** start of Stored data **

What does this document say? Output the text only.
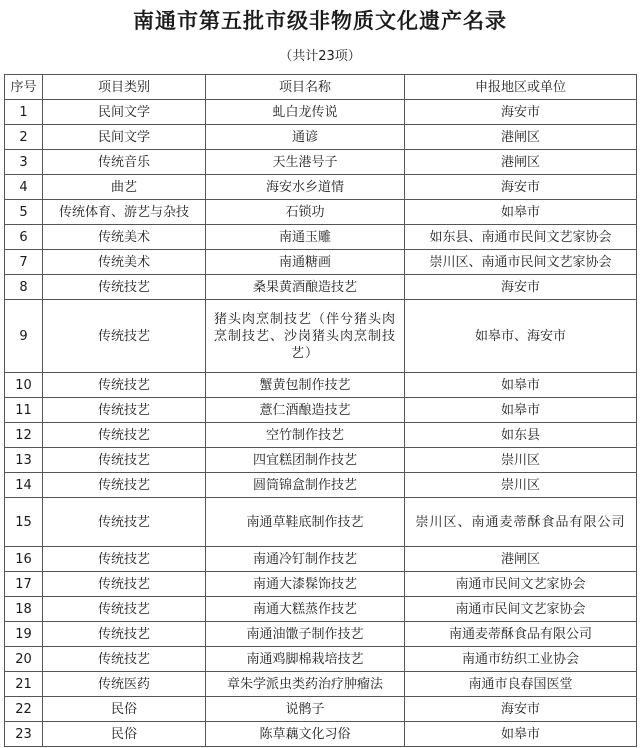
南通市第五批市级非物质文化遗产名录
（共计23项）
序号	项目类别	项目名称	申报地区或单位
1	民间文学	虬白龙传说	海安市
2	民间文学	通谚	港闸区
3	传统音乐	天生港号子	港闸区
4	曲艺	海安水乡道情	海安市
5	传统体育、游艺与杂技	石锁功	如皋市
6	传统美术	南通玉雕	如东县、南通市民间文艺家协会
7	传统美术	南通糖画	崇川区、南通市民间文艺家协会
8	传统技艺	桑果黄酒酿造技艺	海安市
9	传统技艺	猪头肉烹制技艺（伴兮猪头肉烹制技艺、沙岗猪头肉烹制技艺）	如皋市、海安市
10	传统技艺	蟹黄包制作技艺	如皋市
11	传统技艺	薏仁酒酿造技艺	如皋市
12	传统技艺	空竹制作技艺	如东县
13	传统技艺	四宜糕团制作技艺	崇川区
14	传统技艺	圆筒锦盒制作技艺	崇川区
15	传统技艺	南通草鞋底制作技艺	崇川区、南通麦蒂酥食品有限公司
16	传统技艺	南通冷钉制作技艺	港闸区
17	传统技艺	南通大漆髹饰技艺	南通市民间文艺家协会
18	传统技艺	南通大糕蒸作技艺	南通市民间文艺家协会
19	传统技艺	南通油馓子制作技艺	南通麦蒂酥食品有限公司
20	传统技艺	南通鸡脚棉栽培技艺	南通市纺织工业协会
21	传统医药	章朱学派虫类药治疗肿瘤法	南通市良春国医堂
22	民俗	说鹘子	海安市
23	民俗	陈草藕文化习俗	如皋市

** end of Stored data **

Exercise instructions: Transcribe the material exactly, leaving every picture out.

Correct answer:
What does this document say? Output the text only.
南通市第五批市级非物质文化遗产名录
（共计23项）
序号	项目类别	项目名称	申报地区或单位
1	民间文学	虬白龙传说	海安市
2	民间文学	通谚	港闸区
3	传统音乐	天生港号子	港闸区
4	曲艺	海安水乡道情	海安市
5	传统体育、游艺与杂技	石锁功	如皋市
6	传统美术	南通玉雕	如东县、南通市民间文艺家协会
7	传统美术	南通糖画	崇川区、南通市民间文艺家协会
8	传统技艺	桑果黄酒酿造技艺	海安市
9	传统技艺	猪头肉烹制技艺（伴兮猪头肉烹制技艺、沙岗猪头肉烹制技艺）	如皋市、海安市
10	传统技艺	蟹黄包制作技艺	如皋市
11	传统技艺	薏仁酒酿造技艺	如皋市
12	传统技艺	空竹制作技艺	如东县
13	传统技艺	四宜糕团制作技艺	崇川区
14	传统技艺	圆筒锦盒制作技艺	崇川区
15	传统技艺	南通草鞋底制作技艺	崇川区、南通麦蒂酥食品有限公司
16	传统技艺	南通冷钉制作技艺	港闸区
17	传统技艺	南通大漆髹饰技艺	南通市民间文艺家协会
18	传统技艺	南通大糕蒸作技艺	南通市民间文艺家协会
19	传统技艺	南通油馓子制作技艺	南通麦蒂酥食品有限公司
20	传统技艺	南通鸡脚棉栽培技艺	南通市纺织工业协会
21	传统医药	章朱学派虫类药治疗肿瘤法	南通市良春国医堂
22	民俗	说鹘子	海安市
23	民俗	陈草藕文化习俗	如皋市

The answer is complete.